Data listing
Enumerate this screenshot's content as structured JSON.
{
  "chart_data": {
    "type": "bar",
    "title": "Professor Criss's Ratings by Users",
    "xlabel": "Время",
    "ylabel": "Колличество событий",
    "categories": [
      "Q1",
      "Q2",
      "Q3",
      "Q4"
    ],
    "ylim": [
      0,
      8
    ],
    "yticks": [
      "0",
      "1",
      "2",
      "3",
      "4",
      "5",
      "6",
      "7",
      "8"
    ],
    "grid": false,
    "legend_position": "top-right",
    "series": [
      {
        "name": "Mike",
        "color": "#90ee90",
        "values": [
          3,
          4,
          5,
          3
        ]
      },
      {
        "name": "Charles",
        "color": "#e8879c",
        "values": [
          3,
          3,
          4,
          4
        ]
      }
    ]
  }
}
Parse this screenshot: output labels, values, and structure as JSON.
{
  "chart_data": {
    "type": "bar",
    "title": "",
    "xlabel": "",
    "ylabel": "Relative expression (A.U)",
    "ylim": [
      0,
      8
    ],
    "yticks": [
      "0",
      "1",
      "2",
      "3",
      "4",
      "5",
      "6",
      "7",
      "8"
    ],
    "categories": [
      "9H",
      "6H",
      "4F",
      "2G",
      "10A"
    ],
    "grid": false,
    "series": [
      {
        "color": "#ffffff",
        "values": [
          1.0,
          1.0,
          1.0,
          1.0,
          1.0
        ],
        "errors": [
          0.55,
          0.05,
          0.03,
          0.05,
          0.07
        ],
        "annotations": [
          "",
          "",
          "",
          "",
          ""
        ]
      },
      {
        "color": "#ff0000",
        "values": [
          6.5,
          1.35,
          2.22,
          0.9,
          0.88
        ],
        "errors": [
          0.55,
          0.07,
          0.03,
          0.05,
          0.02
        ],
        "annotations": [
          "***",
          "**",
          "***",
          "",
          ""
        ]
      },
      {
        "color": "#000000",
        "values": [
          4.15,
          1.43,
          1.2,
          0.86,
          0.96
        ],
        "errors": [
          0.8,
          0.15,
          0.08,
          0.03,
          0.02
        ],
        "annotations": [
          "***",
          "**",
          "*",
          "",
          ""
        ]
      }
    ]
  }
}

• _TASK PROMPT_:
Check every line of the records above for the string "title" and say how many contain it, giving the number alone.

• _RESPONSE TO THIS EXERCISE_:
2